* Stored data entries *
###
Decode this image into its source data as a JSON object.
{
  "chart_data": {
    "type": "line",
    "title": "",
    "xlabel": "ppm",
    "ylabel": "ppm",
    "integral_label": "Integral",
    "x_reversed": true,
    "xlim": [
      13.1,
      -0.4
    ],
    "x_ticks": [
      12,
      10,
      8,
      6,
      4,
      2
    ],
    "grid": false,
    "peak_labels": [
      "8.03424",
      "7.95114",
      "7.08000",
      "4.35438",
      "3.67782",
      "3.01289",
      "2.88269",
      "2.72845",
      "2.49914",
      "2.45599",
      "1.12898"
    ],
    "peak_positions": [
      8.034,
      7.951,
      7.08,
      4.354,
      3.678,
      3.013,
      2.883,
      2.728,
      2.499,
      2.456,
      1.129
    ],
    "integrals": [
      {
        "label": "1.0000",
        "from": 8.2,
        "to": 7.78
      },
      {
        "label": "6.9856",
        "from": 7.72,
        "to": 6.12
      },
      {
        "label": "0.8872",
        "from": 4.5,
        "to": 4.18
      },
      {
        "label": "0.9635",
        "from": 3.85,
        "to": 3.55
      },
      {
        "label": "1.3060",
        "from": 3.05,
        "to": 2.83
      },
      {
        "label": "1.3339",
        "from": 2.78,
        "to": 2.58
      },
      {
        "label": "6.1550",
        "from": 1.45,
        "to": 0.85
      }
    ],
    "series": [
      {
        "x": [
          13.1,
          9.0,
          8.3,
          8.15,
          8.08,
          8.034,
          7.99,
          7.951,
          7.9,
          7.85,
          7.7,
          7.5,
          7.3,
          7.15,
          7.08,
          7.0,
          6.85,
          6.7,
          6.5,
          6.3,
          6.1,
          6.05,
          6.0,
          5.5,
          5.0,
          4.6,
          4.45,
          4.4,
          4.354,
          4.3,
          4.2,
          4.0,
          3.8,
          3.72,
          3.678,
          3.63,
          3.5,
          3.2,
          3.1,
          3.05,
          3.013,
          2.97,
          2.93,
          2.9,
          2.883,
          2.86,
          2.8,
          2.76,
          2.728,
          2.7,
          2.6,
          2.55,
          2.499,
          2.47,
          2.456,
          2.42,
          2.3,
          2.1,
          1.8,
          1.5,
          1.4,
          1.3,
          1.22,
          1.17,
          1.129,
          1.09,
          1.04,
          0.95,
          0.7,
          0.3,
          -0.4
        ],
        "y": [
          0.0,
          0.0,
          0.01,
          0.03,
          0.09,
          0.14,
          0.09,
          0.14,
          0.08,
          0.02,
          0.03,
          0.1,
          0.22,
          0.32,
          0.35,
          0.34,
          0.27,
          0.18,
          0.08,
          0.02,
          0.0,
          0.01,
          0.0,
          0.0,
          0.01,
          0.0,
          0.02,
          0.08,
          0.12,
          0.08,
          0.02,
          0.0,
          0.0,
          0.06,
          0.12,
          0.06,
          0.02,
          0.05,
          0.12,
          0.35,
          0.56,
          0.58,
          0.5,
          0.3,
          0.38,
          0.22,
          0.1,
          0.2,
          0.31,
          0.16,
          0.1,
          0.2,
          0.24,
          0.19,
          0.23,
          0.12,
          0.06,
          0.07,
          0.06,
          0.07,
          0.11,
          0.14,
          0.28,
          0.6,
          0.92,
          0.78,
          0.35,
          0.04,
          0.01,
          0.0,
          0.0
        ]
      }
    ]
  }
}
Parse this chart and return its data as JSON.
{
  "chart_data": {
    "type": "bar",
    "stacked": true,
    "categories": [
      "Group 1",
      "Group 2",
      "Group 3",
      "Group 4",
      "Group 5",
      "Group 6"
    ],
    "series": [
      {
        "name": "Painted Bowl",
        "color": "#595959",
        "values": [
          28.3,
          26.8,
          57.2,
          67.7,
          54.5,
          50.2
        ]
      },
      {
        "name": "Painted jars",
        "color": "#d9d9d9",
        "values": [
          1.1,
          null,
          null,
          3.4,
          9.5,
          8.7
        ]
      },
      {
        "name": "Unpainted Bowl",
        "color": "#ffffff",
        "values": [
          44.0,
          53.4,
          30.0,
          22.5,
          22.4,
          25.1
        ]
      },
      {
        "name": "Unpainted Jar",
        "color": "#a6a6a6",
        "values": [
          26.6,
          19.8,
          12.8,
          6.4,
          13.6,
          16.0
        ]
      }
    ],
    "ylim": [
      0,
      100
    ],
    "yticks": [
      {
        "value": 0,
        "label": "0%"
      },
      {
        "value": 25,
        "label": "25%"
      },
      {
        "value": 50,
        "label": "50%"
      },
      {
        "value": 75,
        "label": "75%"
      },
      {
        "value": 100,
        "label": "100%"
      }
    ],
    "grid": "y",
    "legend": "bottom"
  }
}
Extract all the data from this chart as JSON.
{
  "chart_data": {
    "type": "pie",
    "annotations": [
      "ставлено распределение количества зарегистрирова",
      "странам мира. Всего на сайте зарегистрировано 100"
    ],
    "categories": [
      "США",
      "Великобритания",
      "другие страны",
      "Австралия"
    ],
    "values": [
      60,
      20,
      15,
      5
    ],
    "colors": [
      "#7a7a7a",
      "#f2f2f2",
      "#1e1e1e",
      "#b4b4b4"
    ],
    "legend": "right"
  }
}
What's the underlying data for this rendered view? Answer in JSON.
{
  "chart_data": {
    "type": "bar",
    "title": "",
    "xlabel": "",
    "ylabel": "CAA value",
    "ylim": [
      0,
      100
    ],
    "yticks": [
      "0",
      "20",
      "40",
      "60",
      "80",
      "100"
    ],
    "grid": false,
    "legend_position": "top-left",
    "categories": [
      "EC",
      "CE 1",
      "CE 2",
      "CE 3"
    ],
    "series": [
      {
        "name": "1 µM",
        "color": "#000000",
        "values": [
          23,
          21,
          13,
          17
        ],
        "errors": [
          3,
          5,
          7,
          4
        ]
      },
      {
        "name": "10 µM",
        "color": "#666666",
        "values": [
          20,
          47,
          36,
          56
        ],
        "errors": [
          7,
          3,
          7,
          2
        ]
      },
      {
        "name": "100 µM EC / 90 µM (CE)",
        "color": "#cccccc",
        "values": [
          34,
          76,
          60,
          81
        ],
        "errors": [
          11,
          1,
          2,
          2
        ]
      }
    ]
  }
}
###
* BRIEF *
Gather each line in these records that contains the string "Group".

* COMPLETED TASK *
      "Group 1",
      "Group 2",
      "Group 3",
      "Group 4",
      "Group 5",
      "Group 6"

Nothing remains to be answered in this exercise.